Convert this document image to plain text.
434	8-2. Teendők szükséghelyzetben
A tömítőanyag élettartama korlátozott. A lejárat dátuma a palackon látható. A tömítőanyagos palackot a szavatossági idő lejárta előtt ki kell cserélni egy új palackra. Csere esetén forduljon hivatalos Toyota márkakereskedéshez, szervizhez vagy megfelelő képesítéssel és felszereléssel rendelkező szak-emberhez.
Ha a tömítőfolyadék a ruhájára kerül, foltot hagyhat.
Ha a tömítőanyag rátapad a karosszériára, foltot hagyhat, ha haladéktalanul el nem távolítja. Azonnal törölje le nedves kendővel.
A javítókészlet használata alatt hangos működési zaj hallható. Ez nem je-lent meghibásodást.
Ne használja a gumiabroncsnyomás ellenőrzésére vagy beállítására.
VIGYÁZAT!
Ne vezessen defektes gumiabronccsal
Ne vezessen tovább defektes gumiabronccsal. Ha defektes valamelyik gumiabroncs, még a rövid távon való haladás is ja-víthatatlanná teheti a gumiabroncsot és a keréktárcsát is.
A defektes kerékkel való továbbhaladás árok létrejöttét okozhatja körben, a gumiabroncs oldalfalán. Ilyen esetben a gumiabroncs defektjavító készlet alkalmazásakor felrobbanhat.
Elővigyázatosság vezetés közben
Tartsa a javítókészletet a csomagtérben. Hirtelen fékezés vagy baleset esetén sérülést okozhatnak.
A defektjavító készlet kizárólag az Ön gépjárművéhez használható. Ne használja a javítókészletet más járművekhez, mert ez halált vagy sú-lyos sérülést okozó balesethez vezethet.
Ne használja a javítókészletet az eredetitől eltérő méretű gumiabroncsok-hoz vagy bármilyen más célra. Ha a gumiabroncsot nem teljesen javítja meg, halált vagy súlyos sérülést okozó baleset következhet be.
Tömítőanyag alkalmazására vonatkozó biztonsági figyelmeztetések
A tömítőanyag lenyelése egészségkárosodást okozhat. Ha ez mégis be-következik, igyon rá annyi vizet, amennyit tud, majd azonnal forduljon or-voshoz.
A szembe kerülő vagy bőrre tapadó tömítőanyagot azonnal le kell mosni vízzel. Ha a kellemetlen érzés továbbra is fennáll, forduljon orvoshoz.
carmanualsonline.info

•••

STATED TASK: Exactly as written, please output every entry.

OUTPUT OF THE EXERCISE:
Convert this document image to plain text.
434	8-2. Teendők szükséghelyzetben
A tömítőanyag élettartama korlátozott. A lejárat dátuma a palackon látható. A tömítőanyagos palackot a szavatossági idő lejárta előtt ki kell cserélni egy új palackra. Csere esetén forduljon hivatalos Toyota márkakereskedéshez, szervizhez vagy megfelelő képesítéssel és felszereléssel rendelkező szak-emberhez.
Ha a tömítőfolyadék a ruhájára kerül, foltot hagyhat.
Ha a tömítőanyag rátapad a karosszériára, foltot hagyhat, ha haladéktalanul el nem távolítja. Azonnal törölje le nedves kendővel.
A javítókészlet használata alatt hangos működési zaj hallható. Ez nem je-lent meghibásodást.
Ne használja a gumiabroncsnyomás ellenőrzésére vagy beállítására.
VIGYÁZAT!
Ne vezessen defektes gumiabronccsal
Ne vezessen tovább defektes gumiabronccsal. Ha defektes valamelyik gumiabroncs, még a rövid távon való haladás is ja-víthatatlanná teheti a gumiabroncsot és a keréktárcsát is.
A defektes kerékkel való továbbhaladás árok létrejöttét okozhatja körben, a gumiabroncs oldalfalán. Ilyen esetben a gumiabroncs defektjavító készlet alkalmazásakor felrobbanhat.
Elővigyázatosság vezetés közben
Tartsa a javítókészletet a csomagtérben. Hirtelen fékezés vagy baleset esetén sérülést okozhatnak.
A defektjavító készlet kizárólag az Ön gépjárművéhez használható. Ne használja a javítókészletet más járművekhez, mert ez halált vagy sú-lyos sérülést okozó balesethez vezethet.
Ne használja a javítókészletet az eredetitől eltérő méretű gumiabroncsok-hoz vagy bármilyen más célra. Ha a gumiabroncsot nem teljesen javítja meg, halált vagy súlyos sérülést okozó baleset következhet be.
Tömítőanyag alkalmazására vonatkozó biztonsági figyelmeztetések
A tömítőanyag lenyelése egészségkárosodást okozhat. Ha ez mégis be-következik, igyon rá annyi vizet, amennyit tud, majd azonnal forduljon or-voshoz.
A szembe kerülő vagy bőrre tapadó tömítőanyagot azonnal le kell mosni vízzel. Ha a kellemetlen érzés továbbra is fennáll, forduljon orvoshoz.
carmanualsonline.info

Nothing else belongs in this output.